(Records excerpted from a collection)
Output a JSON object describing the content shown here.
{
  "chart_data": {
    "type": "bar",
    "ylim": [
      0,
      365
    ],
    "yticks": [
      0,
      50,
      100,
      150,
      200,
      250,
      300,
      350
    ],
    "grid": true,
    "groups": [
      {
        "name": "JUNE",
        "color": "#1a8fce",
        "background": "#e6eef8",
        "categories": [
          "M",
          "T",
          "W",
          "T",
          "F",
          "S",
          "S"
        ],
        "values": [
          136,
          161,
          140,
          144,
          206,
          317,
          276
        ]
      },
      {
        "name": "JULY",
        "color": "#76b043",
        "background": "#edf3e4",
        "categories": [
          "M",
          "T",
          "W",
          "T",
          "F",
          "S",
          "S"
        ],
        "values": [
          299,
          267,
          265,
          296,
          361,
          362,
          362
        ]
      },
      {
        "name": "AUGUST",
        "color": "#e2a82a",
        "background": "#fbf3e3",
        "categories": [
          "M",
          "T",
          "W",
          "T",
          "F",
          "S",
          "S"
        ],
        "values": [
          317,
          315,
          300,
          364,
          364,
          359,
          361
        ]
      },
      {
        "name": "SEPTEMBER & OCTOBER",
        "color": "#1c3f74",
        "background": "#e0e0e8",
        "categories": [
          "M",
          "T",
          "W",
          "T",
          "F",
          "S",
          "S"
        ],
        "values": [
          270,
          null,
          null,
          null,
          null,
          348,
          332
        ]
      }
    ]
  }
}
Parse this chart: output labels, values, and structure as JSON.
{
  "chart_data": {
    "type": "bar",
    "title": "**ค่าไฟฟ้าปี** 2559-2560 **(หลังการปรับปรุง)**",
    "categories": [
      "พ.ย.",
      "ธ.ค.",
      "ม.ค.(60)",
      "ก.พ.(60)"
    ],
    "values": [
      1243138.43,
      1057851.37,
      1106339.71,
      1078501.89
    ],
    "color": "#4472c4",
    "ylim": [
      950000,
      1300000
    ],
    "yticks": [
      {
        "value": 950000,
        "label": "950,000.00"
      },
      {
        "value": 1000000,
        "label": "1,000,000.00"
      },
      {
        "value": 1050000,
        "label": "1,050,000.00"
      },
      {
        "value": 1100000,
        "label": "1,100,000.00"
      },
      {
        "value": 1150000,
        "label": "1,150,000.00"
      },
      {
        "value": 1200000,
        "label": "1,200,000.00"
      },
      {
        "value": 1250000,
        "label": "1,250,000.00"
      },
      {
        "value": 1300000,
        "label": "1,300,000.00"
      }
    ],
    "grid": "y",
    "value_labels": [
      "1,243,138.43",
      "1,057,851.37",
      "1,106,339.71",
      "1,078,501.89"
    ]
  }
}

[Exercise objective]
Every record should be repeated exactly; please leave none out.

[Reply]
Output a JSON object describing the content shown here.
{
  "chart_data": {
    "type": "bar",
    "ylim": [
      0,
      365
    ],
    "yticks": [
      0,
      50,
      100,
      150,
      200,
      250,
      300,
      350
    ],
    "grid": true,
    "groups": [
      {
        "name": "JUNE",
        "color": "#1a8fce",
        "background": "#e6eef8",
        "categories": [
          "M",
          "T",
          "W",
          "T",
          "F",
          "S",
          "S"
        ],
        "values": [
          136,
          161,
          140,
          144,
          206,
          317,
          276
        ]
      },
      {
        "name": "JULY",
        "color": "#76b043",
        "background": "#edf3e4",
        "categories": [
          "M",
          "T",
          "W",
          "T",
          "F",
          "S",
          "S"
        ],
        "values": [
          299,
          267,
          265,
          296,
          361,
          362,
          362
        ]
      },
      {
        "name": "AUGUST",
        "color": "#e2a82a",
        "background": "#fbf3e3",
        "categories": [
          "M",
          "T",
          "W",
          "T",
          "F",
          "S",
          "S"
        ],
        "values": [
          317,
          315,
          300,
          364,
          364,
          359,
          361
        ]
      },
      {
        "name": "SEPTEMBER & OCTOBER",
        "color": "#1c3f74",
        "background": "#e0e0e8",
        "categories": [
          "M",
          "T",
          "W",
          "T",
          "F",
          "S",
          "S"
        ],
        "values": [
          270,
          null,
          null,
          null,
          null,
          348,
          332
        ]
      }
    ]
  }
}
Parse this chart: output labels, values, and structure as JSON.
{
  "chart_data": {
    "type": "bar",
    "title": "**ค่าไฟฟ้าปี** 2559-2560 **(หลังการปรับปรุง)**",
    "categories": [
      "พ.ย.",
      "ธ.ค.",
      "ม.ค.(60)",
      "ก.พ.(60)"
    ],
    "values": [
      1243138.43,
      1057851.37,
      1106339.71,
      1078501.89
    ],
    "color": "#4472c4",
    "ylim": [
      950000,
      1300000
    ],
    "yticks": [
      {
        "value": 950000,
        "label": "950,000.00"
      },
      {
        "value": 1000000,
        "label": "1,000,000.00"
      },
      {
        "value": 1050000,
        "label": "1,050,000.00"
      },
      {
        "value": 1100000,
        "label": "1,100,000.00"
      },
      {
        "value": 1150000,
        "label": "1,150,000.00"
      },
      {
        "value": 1200000,
        "label": "1,200,000.00"
      },
      {
        "value": 1250000,
        "label": "1,250,000.00"
      },
      {
        "value": 1300000,
        "label": "1,300,000.00"
      }
    ],
    "grid": "y",
    "value_labels": [
      "1,243,138.43",
      "1,057,851.37",
      "1,106,339.71",
      "1,078,501.89"
    ]
  }
}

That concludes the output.